What the task asks:
Of the lines in these entries, how many contain the string "Edit"? Give the number and nothing else.

Data for this task:
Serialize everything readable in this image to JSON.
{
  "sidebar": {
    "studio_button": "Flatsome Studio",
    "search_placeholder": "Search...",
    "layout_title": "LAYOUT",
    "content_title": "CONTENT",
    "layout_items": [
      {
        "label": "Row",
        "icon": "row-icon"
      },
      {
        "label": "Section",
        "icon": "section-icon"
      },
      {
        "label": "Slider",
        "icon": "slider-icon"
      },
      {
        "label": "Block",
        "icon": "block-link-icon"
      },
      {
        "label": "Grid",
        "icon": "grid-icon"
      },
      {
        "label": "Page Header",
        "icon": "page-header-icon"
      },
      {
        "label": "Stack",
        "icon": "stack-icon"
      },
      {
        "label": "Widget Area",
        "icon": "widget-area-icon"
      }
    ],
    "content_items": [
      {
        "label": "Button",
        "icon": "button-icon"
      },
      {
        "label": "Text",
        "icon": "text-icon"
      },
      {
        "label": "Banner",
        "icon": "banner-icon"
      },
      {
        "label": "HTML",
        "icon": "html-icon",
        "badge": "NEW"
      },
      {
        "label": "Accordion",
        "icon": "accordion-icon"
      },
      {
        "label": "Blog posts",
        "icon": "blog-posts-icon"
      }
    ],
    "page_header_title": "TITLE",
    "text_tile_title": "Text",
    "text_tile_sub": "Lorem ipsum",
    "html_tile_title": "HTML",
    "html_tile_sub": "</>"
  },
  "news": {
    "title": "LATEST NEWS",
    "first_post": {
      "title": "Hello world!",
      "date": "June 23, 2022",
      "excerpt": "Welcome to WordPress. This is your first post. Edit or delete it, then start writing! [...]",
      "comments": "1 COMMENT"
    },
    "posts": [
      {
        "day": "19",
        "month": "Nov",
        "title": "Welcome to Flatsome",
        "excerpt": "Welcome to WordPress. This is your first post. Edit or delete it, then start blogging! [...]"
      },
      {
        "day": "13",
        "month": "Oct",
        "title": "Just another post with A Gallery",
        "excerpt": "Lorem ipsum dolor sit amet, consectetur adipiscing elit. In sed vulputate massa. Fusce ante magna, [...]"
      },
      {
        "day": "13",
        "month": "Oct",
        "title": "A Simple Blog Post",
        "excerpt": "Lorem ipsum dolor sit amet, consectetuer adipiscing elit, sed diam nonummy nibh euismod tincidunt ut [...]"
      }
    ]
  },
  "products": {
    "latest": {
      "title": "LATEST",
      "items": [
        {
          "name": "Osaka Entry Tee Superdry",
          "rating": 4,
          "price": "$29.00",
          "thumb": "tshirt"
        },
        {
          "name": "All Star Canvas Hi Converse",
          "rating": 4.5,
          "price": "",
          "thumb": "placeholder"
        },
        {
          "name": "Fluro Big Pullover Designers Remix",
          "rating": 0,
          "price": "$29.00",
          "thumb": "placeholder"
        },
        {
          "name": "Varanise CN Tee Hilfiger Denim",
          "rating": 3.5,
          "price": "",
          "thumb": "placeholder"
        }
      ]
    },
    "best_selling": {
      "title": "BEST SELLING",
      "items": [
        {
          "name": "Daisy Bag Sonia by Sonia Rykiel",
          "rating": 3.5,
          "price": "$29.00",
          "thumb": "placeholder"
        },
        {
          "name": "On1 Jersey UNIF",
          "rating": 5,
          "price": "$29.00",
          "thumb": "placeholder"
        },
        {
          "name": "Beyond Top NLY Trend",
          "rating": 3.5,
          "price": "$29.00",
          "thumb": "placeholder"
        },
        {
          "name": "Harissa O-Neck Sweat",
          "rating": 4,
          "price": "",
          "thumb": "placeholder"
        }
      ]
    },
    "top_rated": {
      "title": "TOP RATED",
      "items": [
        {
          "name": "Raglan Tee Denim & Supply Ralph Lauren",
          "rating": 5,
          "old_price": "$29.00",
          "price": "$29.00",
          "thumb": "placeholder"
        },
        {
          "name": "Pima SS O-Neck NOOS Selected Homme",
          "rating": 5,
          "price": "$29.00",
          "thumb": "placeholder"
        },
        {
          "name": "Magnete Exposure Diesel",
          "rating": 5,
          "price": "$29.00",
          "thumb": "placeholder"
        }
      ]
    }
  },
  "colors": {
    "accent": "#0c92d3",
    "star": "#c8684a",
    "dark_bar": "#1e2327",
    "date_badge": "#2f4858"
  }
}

Solution to this task:
2